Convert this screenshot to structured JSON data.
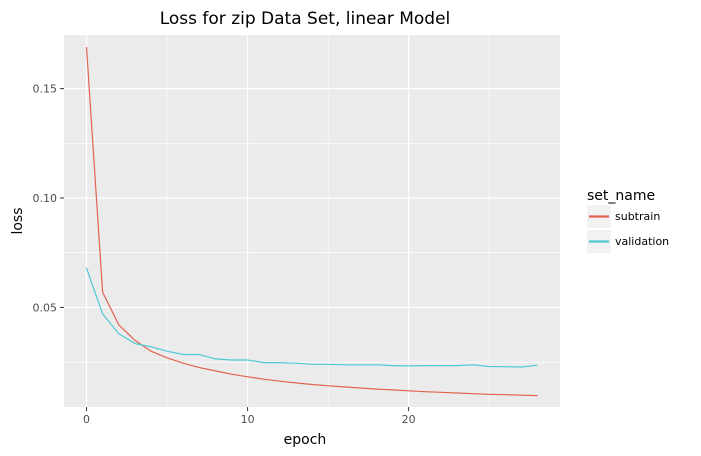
{
  "chart_data": {
    "type": "line",
    "title": "Loss for zip Data Set, linear Model",
    "xlabel": "epoch",
    "ylabel": "loss",
    "xlim": [
      -1.4,
      29.4
    ],
    "ylim": [
      0.0045,
      0.1745
    ],
    "xticks": [
      0,
      10,
      20
    ],
    "yticks": [
      0.05,
      0.1,
      0.15
    ],
    "xtick_labels": [
      "0",
      "10",
      "20"
    ],
    "ytick_labels": [
      "0.05",
      "0.10",
      "0.15"
    ],
    "grid": true,
    "legend": {
      "title": "set_name",
      "placement": "right"
    },
    "x": [
      0,
      1,
      2,
      3,
      4,
      5,
      6,
      7,
      8,
      9,
      10,
      11,
      12,
      13,
      14,
      15,
      16,
      17,
      18,
      19,
      20,
      21,
      22,
      23,
      24,
      25,
      26,
      27,
      28
    ],
    "series": [
      {
        "name": "subtrain",
        "color": "#E1634F",
        "values": [
          0.169,
          0.057,
          0.042,
          0.035,
          0.03,
          0.027,
          0.0245,
          0.0225,
          0.021,
          0.0195,
          0.0183,
          0.0172,
          0.0163,
          0.0155,
          0.0148,
          0.0142,
          0.0137,
          0.0132,
          0.0127,
          0.0123,
          0.0119,
          0.0115,
          0.0112,
          0.0109,
          0.0106,
          0.0103,
          0.0101,
          0.0099,
          0.0097
        ]
      },
      {
        "name": "validation",
        "color": "#4FC9D3",
        "values": [
          0.068,
          0.047,
          0.038,
          0.0335,
          0.032,
          0.03,
          0.0285,
          0.0285,
          0.0265,
          0.026,
          0.026,
          0.0248,
          0.0248,
          0.0245,
          0.024,
          0.024,
          0.0238,
          0.0238,
          0.0238,
          0.0234,
          0.0233,
          0.0234,
          0.0234,
          0.0234,
          0.0238,
          0.023,
          0.0229,
          0.0228,
          0.0236
        ]
      }
    ]
  }
}
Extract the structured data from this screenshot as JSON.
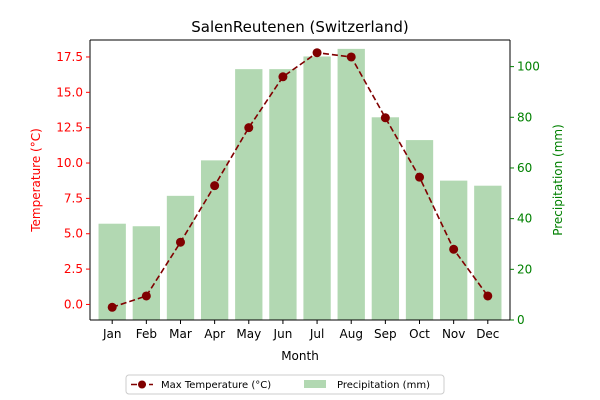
{
  "chart_data": {
    "type": "bar+line",
    "title": "SalenReutenen (Switzerland)",
    "xlabel": "Month",
    "ylabel_left": "Temperature (°C)",
    "ylabel_right": "Precipitation (mm)",
    "categories": [
      "Jan",
      "Feb",
      "Mar",
      "Apr",
      "May",
      "Jun",
      "Jul",
      "Aug",
      "Sep",
      "Oct",
      "Nov",
      "Dec"
    ],
    "series": [
      {
        "name": "Max Temperature (°C)",
        "type": "line",
        "axis": "left",
        "color": "#800000",
        "values": [
          -0.2,
          0.6,
          4.4,
          8.4,
          12.5,
          16.1,
          17.8,
          17.5,
          13.2,
          9.0,
          3.9,
          0.6
        ]
      },
      {
        "name": "Precipitation (mm)",
        "type": "bar",
        "axis": "right",
        "color": "#b2d8b2",
        "values": [
          38,
          37,
          49,
          63,
          99,
          99,
          104,
          107,
          80,
          71,
          55,
          53
        ]
      }
    ],
    "ylim_left": [
      -1.1,
      18.7
    ],
    "yticks_left": [
      "0.0",
      "2.5",
      "5.0",
      "7.5",
      "10.0",
      "12.5",
      "15.0",
      "17.5"
    ],
    "ylim_right": [
      0,
      110.5
    ],
    "yticks_right": [
      "0",
      "20",
      "40",
      "60",
      "80",
      "100"
    ],
    "left_axis_color": "#ff0000",
    "right_axis_color": "#008000",
    "grid": false,
    "legend_position": "bottom-center"
  }
}
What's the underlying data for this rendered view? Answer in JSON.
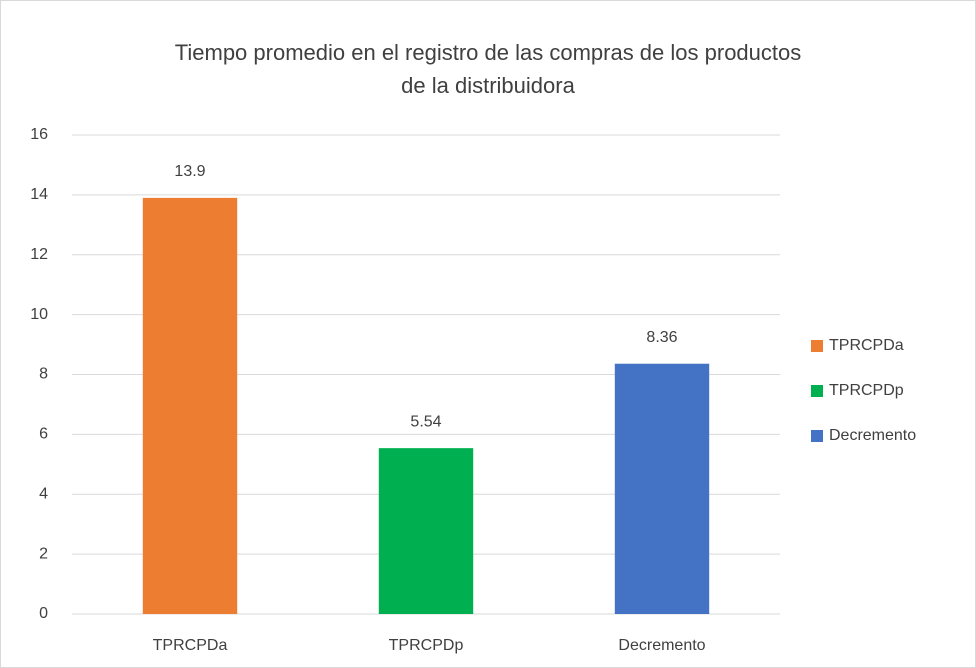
{
  "chart_data": {
    "type": "bar",
    "title": "Tiempo promedio en el registro de las compras de los productos de la distribuidora",
    "categories": [
      "TPRCPDa",
      "TPRCPDp",
      "Decremento"
    ],
    "values": [
      13.9,
      5.54,
      8.36
    ],
    "colors": [
      "#ed7d31",
      "#00b050",
      "#4472c4"
    ],
    "ylim": [
      0,
      16
    ],
    "yticks": [
      0,
      2,
      4,
      6,
      8,
      10,
      12,
      14,
      16
    ],
    "grid": true,
    "legend": "right"
  }
}
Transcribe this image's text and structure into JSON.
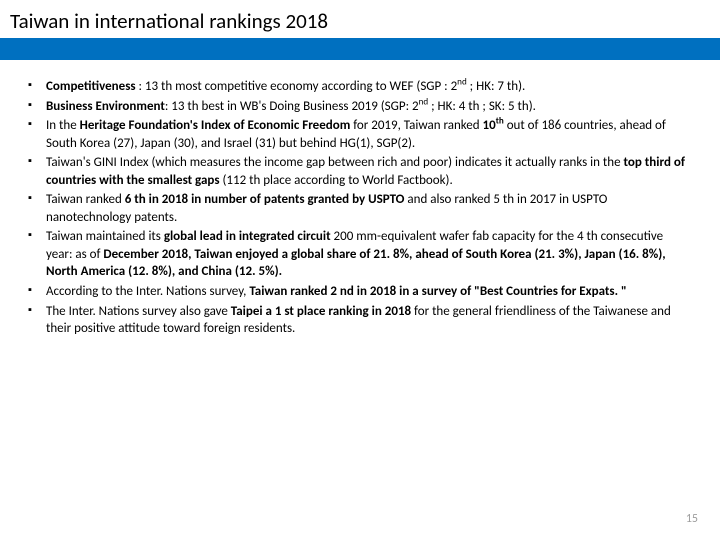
{
  "title": "Taiwan in international rankings 2018",
  "colors": {
    "blue_bar": "#0070c0",
    "background": "#ffffff",
    "text": "#000000",
    "page_num": "#9e9e9e"
  },
  "bullets": [
    {
      "parts": [
        {
          "t": "Competitiveness",
          "b": true
        },
        {
          "t": " : 13 th most competitive economy according to WEF (SGP : 2"
        },
        {
          "t": "nd",
          "sup": true
        },
        {
          "t": " ; HK: 7 th)."
        }
      ]
    },
    {
      "parts": [
        {
          "t": "Business Environment",
          "b": true
        },
        {
          "t": ": 13 th best in WB's Doing Business 2019 (SGP: 2"
        },
        {
          "t": "nd",
          "sup": true
        },
        {
          "t": " ; HK: 4 th ; SK: 5 th)."
        }
      ]
    },
    {
      "parts": [
        {
          "t": "In the "
        },
        {
          "t": "Heritage Foundation's Index of Economic Freedom",
          "b": true
        },
        {
          "t": " for 2019, Taiwan ranked "
        },
        {
          "t": "10",
          "b": true
        },
        {
          "t": "th",
          "b": true,
          "sup": true
        },
        {
          "t": " out of 186 countries, ahead of South Korea (27), Japan (30), and Israel (31) but behind HG(1), SGP(2)."
        }
      ]
    },
    {
      "parts": [
        {
          "t": "Taiwan's GINI Index (which measures the income gap between rich and poor) indicates it actually ranks in the "
        },
        {
          "t": "top third of countries with the smallest gaps",
          "b": true
        },
        {
          "t": " (112 th place according to World Factbook)."
        }
      ]
    },
    {
      "parts": [
        {
          "t": "Taiwan ranked "
        },
        {
          "t": "6 th in 2018 in number of patents granted by USPTO",
          "b": true
        },
        {
          "t": " and also ranked 5 th in 2017 in USPTO nanotechnology patents."
        }
      ]
    },
    {
      "parts": [
        {
          "t": "Taiwan maintained its "
        },
        {
          "t": "global lead in integrated circuit",
          "b": true
        },
        {
          "t": " 200 mm-equivalent wafer fab capacity for the 4 th consecutive year: as of "
        },
        {
          "t": "December 2018, Taiwan enjoyed a global share of 21. 8%, ahead of South Korea (21. 3%), Japan (16. 8%), North America (12. 8%), and China (12. 5%).",
          "b": true
        }
      ]
    },
    {
      "parts": [
        {
          "t": "According to the Inter. Nations survey, "
        },
        {
          "t": "Taiwan ranked 2 nd in 2018 in a survey of \"Best Countries for Expats. \"",
          "b": true
        }
      ]
    },
    {
      "parts": [
        {
          "t": "The Inter. Nations survey also gave "
        },
        {
          "t": "Taipei a 1 st place ranking in 2018",
          "b": true
        },
        {
          "t": " for the general friendliness of the Taiwanese and their positive attitude toward foreign residents."
        }
      ]
    }
  ],
  "page_number": "15"
}
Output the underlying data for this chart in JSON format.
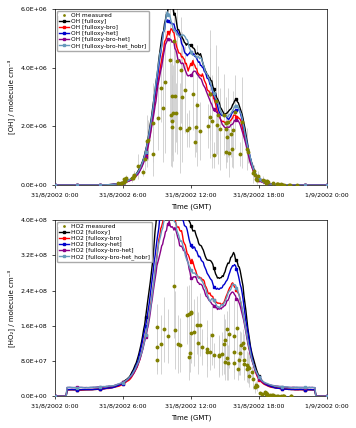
{
  "xlabel": "Time (GMT)",
  "ylabel_a": "[OH] / molecule cm⁻³",
  "ylabel_b": "[HO₂] / molecule cm⁻³",
  "x_ticks_labels": [
    "31/8/2002 0:00",
    "31/8/2002 6:00",
    "31/8/2002 12:00",
    "31/8/2002 18:00",
    "1/9/2002 0:00"
  ],
  "ylim_a": [
    0,
    6000000.0
  ],
  "ylim_b": [
    0,
    400000000.0
  ],
  "yticks_a": [
    0,
    2000000.0,
    4000000.0,
    6000000.0
  ],
  "ytick_labels_a": [
    "0.0E+00",
    "2.0E+06",
    "4.0E+06",
    "6.0E+06"
  ],
  "yticks_b": [
    0,
    80000000.0,
    160000000.0,
    240000000.0,
    320000000.0,
    400000000.0
  ],
  "ytick_labels_b": [
    "0.0E+00",
    "8.0E+07",
    "1.6E+08",
    "2.4E+08",
    "3.2E+08",
    "4.0E+08"
  ],
  "legend_labels_a": [
    "OH measured",
    "OH [fulloxy]",
    "OH [fulloxy-bro]",
    "OH [fulloxy-het]",
    "OH [fulloxy-bro-het]",
    "OH [fulloxy-bro-het_hobr]"
  ],
  "legend_labels_b": [
    "HO2 measured",
    "HO2 [fulloxy]",
    "HO2 [fulloxy-bro]",
    "HO2 [fulloxy-het]",
    "HO2 [fulloxy-bro-het]",
    "HO2 [fulloxy-bro-het_hobr]"
  ],
  "colors": {
    "measured": "#808000",
    "fulloxy": "#000000",
    "fulloxy_bro": "#ff0000",
    "fulloxy_het": "#0000cc",
    "fulloxy_bro_het": "#880088",
    "fulloxy_bro_het_hobr": "#6699bb"
  },
  "background_color": "#ffffff"
}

====

- **TASK INSTRUCTIONS**: List each line of the entries that holds the string "ahead".

- **IN RESPONSE**:
          "t": " out of 186 countries, ahead of South Korea (27), Japan (30), and Israel (31) but behind HG(1), SGP(2)."
          "t": "December 2018, Taiwan enjoyed a global share of 21. 8%, ahead of South Korea (21. 3%), Japan (16. 8%), North America (12. 8%), and China (12. 5%).",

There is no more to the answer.